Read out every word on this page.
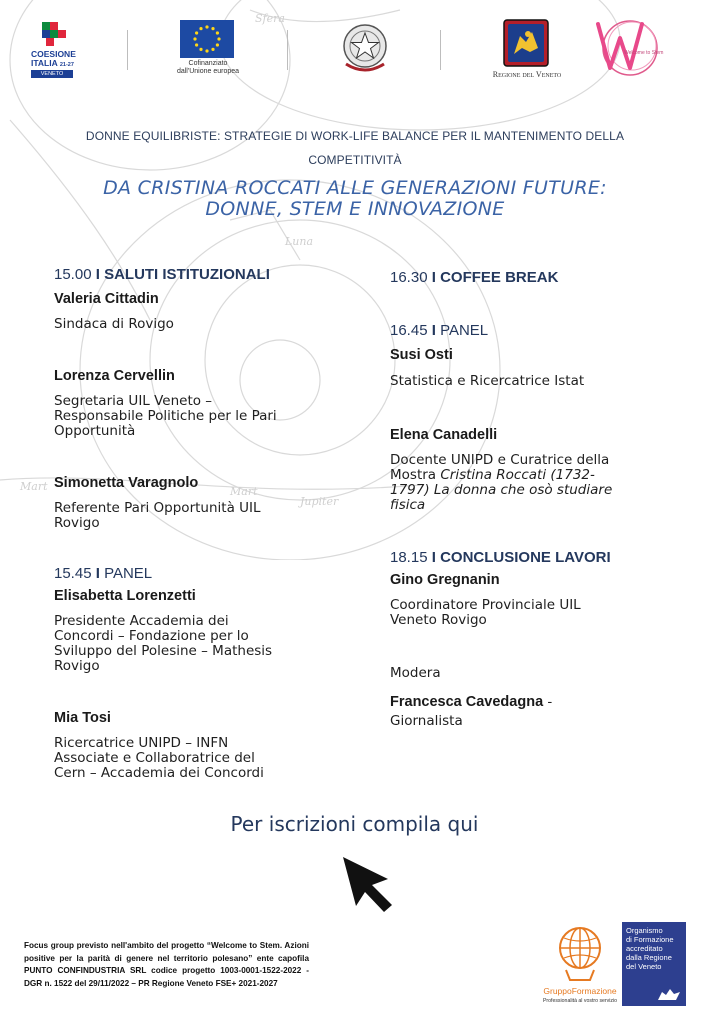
Sfera
Luna
Mart
Mart
Jupiter
COESIONE
ITALIA 21-27
VENETO
Cofinanziato
dall'Unione europea	Regione del Veneto
Welcome to Stem
DONNE EQUILIBRISTE: STRATEGIE DI WORK-LIFE BALANCE PER IL MANTENIMENTO DELLA
COMPETITIVITÀ
DA CRISTINA ROCCATI ALLE GENERAZIONI FUTURE:
DONNE, STEM E INNOVAZIONE
15.00 I SALUTI ISTITUZIONALI
Valeria Cittadin
Sindaca di Rovigo
Lorenza Cervellin
Segretaria UIL Veneto –
Responsabile Politiche per le Pari
Opportunità
Simonetta Varagnolo
Referente Pari Opportunità UIL
Rovigo
15.45 I PANEL
Elisabetta Lorenzetti
Presidente Accademia dei
Concordi – Fondazione per lo
Sviluppo del Polesine – Mathesis
Rovigo
Mia Tosi
Ricercatrice UNIPD – INFN
Associate e Collaboratrice del
Cern – Accademia dei Concordi
16.30 I COFFEE BREAK
16.45 I PANEL
Susi Osti
Statistica e Ricercatrice Istat
Elena Canadelli
Docente UNIPD e Curatrice della
Mostra Cristina Roccati (1732-
1797) La donna che osò studiare
fisica
18.15 I CONCLUSIONE LAVORI
Gino Gregnanin
Coordinatore Provinciale UIL
Veneto Rovigo
Modera
Francesca Cavedagna -
Giornalista
Per iscrizioni compila qui
Focus group previsto nell'ambito del progetto “Welcome to Stem. Azioni positive per la parità di genere nel territorio polesano” ente capofila PUNTO CONFINDUSTRIA SRL codice progetto 1003-0001-1522-2022 - DGR n. 1522 del 29/11/2022 – PR Regione Veneto FSE+ 2021-2027
GruppoFormazione
Professionalità al vostro servizio
Organismo
di Formazione
accreditato
dalla Regione
del Veneto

+ + + +

What you should do:
Quote the preceding listing precisely and completely, omitting its images.

Expected answer:
Read out every word on this page.
Sfera
Luna
Mart
Mart
Jupiter
COESIONE
ITALIA 21-27
VENETO
Cofinanziato
dall'Unione europea	Regione del Veneto
Welcome to Stem
DONNE EQUILIBRISTE: STRATEGIE DI WORK-LIFE BALANCE PER IL MANTENIMENTO DELLA
COMPETITIVITÀ
DA CRISTINA ROCCATI ALLE GENERAZIONI FUTURE:
DONNE, STEM E INNOVAZIONE
15.00 I SALUTI ISTITUZIONALI
Valeria Cittadin
Sindaca di Rovigo
Lorenza Cervellin
Segretaria UIL Veneto –
Responsabile Politiche per le Pari
Opportunità
Simonetta Varagnolo
Referente Pari Opportunità UIL
Rovigo
15.45 I PANEL
Elisabetta Lorenzetti
Presidente Accademia dei
Concordi – Fondazione per lo
Sviluppo del Polesine – Mathesis
Rovigo
Mia Tosi
Ricercatrice UNIPD – INFN
Associate e Collaboratrice del
Cern – Accademia dei Concordi
16.30 I COFFEE BREAK
16.45 I PANEL
Susi Osti
Statistica e Ricercatrice Istat
Elena Canadelli
Docente UNIPD e Curatrice della
Mostra Cristina Roccati (1732-
1797) La donna che osò studiare
fisica
18.15 I CONCLUSIONE LAVORI
Gino Gregnanin
Coordinatore Provinciale UIL
Veneto Rovigo
Modera
Francesca Cavedagna -
Giornalista
Per iscrizioni compila qui
Focus group previsto nell'ambito del progetto “Welcome to Stem. Azioni positive per la parità di genere nel territorio polesano” ente capofila PUNTO CONFINDUSTRIA SRL codice progetto 1003-0001-1522-2022 - DGR n. 1522 del 29/11/2022 – PR Regione Veneto FSE+ 2021-2027
GruppoFormazione
Professionalità al vostro servizio
Organismo
di Formazione
accreditato
dalla Regione
del Veneto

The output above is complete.